## start Input rows
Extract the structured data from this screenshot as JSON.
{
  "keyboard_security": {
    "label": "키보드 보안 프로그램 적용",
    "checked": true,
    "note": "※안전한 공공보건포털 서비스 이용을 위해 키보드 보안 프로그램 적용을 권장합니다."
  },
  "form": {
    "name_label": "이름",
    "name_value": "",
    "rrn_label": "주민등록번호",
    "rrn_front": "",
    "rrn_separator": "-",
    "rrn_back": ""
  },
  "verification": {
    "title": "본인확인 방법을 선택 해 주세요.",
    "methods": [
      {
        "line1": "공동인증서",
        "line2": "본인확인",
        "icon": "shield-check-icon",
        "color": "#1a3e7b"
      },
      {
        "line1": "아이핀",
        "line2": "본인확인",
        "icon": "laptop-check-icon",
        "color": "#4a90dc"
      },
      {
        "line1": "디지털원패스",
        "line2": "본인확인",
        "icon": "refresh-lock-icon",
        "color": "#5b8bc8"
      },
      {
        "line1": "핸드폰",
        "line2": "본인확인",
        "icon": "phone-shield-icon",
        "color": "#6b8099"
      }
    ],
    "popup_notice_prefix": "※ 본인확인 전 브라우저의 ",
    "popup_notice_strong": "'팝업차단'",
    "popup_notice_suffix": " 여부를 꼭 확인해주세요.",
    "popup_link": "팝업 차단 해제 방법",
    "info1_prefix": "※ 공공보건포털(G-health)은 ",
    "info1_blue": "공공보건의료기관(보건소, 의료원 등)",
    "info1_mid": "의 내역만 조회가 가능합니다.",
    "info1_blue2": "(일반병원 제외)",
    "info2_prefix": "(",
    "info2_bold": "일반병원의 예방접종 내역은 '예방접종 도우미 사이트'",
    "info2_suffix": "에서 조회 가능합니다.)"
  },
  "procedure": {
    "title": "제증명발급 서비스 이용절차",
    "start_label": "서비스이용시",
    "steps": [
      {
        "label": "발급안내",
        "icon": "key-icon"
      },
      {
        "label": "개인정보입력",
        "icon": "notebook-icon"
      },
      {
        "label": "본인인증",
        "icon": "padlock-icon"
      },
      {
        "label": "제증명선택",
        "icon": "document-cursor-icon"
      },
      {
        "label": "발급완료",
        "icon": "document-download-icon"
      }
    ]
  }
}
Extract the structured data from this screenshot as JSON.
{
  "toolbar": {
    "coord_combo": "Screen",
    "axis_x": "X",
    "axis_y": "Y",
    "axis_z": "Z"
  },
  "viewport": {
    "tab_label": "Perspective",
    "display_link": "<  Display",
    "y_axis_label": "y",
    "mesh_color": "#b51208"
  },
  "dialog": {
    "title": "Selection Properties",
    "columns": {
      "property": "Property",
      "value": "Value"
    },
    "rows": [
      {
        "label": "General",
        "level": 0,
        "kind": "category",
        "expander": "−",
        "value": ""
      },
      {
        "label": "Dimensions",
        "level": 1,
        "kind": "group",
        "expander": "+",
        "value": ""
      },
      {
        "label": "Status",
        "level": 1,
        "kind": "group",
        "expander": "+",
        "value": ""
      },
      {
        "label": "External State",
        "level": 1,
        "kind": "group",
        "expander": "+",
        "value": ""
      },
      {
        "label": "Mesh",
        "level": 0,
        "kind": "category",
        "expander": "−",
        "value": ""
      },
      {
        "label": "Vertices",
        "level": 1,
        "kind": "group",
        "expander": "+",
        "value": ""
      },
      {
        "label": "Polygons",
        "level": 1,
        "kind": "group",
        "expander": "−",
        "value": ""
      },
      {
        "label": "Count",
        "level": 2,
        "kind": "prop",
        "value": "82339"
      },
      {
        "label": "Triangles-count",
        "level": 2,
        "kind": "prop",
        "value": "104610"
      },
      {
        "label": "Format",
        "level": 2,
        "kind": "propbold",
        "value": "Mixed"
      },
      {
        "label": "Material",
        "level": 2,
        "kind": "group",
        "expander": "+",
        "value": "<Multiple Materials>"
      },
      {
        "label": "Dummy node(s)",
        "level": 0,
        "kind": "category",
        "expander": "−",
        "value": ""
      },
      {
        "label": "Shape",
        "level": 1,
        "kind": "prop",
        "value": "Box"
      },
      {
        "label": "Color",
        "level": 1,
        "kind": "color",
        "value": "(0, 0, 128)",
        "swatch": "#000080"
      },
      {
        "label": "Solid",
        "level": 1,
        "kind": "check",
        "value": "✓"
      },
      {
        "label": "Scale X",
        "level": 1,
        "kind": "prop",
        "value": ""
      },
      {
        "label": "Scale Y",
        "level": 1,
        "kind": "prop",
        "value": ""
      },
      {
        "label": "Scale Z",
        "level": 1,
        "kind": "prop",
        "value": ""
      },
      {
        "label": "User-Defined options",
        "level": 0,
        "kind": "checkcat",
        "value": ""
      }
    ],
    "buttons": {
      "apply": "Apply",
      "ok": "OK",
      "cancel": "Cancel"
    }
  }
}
## end Input rows
▸ **Exercise prompt**: In the records, locate each line holding the string "document" and copy it.

▸ **Task output**:
        "icon": "document-cursor-icon"
        "icon": "document-download-icon"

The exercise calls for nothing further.